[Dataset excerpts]
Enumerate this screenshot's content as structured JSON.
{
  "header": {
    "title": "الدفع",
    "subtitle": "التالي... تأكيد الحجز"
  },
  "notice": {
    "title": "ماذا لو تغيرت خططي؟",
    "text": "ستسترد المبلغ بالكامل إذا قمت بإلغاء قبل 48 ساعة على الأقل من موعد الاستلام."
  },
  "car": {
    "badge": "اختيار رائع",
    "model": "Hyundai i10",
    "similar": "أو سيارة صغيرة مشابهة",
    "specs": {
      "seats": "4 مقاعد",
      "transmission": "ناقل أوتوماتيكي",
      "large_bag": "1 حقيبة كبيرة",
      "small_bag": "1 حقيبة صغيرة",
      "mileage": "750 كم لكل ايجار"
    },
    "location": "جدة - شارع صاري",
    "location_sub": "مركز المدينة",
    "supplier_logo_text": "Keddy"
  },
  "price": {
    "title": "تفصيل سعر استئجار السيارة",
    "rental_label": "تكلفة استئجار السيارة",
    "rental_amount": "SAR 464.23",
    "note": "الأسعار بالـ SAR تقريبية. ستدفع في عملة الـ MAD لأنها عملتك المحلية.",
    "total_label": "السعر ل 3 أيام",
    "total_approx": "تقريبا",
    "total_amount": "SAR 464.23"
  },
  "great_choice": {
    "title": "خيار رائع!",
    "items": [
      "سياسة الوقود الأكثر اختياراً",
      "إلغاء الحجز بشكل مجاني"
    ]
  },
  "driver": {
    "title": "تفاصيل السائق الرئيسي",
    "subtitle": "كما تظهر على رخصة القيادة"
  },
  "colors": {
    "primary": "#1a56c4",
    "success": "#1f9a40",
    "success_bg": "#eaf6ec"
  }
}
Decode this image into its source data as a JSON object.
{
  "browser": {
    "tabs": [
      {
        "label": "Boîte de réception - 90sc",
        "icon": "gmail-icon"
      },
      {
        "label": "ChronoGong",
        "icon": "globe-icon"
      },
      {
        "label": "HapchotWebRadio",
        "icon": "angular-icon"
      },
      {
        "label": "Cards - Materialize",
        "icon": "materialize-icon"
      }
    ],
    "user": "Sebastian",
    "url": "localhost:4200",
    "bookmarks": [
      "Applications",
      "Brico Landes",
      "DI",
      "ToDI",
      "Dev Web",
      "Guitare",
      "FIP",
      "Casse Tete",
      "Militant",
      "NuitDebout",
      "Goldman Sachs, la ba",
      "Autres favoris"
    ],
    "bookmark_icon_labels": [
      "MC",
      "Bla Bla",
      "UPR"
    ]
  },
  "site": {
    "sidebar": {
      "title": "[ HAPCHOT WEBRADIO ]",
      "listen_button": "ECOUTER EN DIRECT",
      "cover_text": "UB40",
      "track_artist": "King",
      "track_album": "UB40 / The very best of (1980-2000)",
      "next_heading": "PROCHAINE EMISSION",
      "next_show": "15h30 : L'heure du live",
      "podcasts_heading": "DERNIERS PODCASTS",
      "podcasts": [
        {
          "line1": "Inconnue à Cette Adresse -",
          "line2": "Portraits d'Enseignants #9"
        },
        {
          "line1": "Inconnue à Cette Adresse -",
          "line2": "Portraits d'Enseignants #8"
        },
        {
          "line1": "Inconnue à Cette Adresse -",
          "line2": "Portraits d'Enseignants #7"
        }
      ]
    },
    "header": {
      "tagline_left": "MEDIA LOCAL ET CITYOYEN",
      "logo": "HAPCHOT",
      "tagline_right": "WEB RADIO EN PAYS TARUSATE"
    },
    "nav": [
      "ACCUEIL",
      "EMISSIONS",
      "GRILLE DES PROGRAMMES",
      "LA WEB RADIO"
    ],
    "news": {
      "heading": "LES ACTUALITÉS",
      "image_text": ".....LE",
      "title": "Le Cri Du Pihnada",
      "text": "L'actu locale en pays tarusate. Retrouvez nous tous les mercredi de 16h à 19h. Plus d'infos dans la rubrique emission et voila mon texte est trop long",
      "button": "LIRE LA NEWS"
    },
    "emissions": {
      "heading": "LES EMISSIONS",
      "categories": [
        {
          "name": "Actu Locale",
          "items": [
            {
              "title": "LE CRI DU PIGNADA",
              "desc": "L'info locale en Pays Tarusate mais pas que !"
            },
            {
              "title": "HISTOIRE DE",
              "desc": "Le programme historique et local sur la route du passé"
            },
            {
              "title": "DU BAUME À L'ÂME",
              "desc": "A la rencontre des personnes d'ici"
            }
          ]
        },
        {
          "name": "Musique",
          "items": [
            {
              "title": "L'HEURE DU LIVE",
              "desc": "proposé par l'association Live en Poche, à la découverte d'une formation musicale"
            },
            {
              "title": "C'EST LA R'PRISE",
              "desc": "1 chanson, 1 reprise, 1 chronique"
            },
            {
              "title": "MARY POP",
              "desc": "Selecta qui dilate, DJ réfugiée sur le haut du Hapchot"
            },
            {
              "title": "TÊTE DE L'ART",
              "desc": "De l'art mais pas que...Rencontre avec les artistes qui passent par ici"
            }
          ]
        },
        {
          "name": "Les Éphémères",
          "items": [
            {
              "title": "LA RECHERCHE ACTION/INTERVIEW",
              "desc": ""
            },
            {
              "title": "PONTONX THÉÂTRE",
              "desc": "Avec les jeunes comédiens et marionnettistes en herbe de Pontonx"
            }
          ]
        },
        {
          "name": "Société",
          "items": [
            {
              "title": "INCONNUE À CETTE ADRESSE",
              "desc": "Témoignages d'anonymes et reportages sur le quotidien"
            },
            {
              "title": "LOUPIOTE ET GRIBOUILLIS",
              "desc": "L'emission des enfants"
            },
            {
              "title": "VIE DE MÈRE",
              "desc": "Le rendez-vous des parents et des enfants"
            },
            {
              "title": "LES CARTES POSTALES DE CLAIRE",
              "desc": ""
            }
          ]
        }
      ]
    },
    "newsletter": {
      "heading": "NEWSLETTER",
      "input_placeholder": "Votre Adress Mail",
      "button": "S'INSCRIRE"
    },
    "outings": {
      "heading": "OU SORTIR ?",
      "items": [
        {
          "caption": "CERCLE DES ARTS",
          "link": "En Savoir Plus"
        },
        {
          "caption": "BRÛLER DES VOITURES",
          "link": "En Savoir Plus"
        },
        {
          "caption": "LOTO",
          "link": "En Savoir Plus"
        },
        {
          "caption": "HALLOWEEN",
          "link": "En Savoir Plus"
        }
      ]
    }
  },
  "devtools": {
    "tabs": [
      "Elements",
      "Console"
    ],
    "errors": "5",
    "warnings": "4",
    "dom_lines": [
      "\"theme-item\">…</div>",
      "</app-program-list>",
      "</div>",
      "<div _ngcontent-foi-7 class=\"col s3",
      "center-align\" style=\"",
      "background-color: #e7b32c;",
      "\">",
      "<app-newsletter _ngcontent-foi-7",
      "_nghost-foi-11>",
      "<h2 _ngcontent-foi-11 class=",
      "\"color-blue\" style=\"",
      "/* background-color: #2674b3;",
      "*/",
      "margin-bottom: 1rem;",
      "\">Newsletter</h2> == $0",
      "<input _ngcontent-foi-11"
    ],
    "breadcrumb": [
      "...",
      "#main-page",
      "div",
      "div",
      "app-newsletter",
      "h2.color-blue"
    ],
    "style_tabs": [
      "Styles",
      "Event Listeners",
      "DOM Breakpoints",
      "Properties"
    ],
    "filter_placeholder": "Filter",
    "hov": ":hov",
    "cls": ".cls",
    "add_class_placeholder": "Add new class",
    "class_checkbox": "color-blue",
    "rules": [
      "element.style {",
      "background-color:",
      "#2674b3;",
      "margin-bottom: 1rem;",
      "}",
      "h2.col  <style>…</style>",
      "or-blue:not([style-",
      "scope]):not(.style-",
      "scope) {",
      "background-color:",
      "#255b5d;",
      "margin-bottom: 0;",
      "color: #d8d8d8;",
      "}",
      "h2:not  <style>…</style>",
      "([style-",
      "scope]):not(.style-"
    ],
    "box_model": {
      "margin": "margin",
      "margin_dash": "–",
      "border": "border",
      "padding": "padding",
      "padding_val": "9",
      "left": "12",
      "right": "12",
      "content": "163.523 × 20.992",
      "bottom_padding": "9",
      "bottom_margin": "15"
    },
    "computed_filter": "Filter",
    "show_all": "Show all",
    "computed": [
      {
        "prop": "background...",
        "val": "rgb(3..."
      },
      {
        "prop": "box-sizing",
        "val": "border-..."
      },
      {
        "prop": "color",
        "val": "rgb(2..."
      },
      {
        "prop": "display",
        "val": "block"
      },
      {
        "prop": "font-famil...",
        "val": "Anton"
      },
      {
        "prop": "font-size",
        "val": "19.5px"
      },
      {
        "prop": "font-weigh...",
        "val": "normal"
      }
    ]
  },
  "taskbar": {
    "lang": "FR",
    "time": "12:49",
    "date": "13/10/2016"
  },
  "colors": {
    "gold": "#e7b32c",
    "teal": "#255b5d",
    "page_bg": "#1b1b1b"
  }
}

--

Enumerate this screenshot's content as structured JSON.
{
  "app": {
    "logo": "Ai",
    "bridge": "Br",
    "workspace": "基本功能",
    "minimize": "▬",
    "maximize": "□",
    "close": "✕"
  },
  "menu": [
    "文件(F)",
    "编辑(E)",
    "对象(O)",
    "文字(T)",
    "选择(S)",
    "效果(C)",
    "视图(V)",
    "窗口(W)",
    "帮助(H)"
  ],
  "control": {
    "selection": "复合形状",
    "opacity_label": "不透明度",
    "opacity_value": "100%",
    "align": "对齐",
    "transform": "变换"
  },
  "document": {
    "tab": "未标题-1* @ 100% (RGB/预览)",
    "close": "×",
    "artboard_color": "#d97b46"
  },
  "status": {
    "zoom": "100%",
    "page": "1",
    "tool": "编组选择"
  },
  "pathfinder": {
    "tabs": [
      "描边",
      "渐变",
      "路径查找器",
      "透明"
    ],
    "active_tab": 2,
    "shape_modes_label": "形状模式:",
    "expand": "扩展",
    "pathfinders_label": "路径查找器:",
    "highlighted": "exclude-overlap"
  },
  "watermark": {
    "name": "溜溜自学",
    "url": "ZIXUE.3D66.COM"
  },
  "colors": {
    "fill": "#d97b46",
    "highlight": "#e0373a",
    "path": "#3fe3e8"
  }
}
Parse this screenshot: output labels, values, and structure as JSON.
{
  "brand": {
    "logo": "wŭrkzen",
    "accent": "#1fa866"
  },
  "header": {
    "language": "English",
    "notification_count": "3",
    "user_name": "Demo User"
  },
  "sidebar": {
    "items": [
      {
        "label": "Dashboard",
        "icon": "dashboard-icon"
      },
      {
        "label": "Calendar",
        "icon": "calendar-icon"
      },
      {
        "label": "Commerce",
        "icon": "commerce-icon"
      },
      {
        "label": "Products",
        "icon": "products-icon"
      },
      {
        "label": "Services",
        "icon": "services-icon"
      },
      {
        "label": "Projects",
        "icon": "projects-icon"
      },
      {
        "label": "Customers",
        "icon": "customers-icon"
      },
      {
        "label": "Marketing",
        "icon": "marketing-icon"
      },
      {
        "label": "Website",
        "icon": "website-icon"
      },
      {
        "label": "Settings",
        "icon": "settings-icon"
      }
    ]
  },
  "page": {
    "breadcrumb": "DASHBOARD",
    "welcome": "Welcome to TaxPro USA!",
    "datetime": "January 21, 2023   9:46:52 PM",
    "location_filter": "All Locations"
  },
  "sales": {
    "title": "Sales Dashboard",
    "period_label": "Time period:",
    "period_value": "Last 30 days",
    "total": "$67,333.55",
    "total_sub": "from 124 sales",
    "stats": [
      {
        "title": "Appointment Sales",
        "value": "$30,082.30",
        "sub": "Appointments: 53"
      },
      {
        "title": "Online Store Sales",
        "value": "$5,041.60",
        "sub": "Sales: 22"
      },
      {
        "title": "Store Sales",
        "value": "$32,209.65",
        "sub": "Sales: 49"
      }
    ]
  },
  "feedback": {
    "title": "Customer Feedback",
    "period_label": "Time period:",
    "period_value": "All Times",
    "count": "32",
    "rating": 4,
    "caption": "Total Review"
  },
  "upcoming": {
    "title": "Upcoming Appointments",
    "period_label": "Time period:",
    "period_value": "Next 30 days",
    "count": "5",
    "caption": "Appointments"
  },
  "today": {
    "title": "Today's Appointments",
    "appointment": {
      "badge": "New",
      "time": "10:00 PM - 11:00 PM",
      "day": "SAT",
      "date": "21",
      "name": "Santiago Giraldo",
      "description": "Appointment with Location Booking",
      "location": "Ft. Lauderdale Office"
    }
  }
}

**Exercise objective:** Go through the entries above and count the lines containing the word "صغيرة"; give only that count.

**Final result:** 2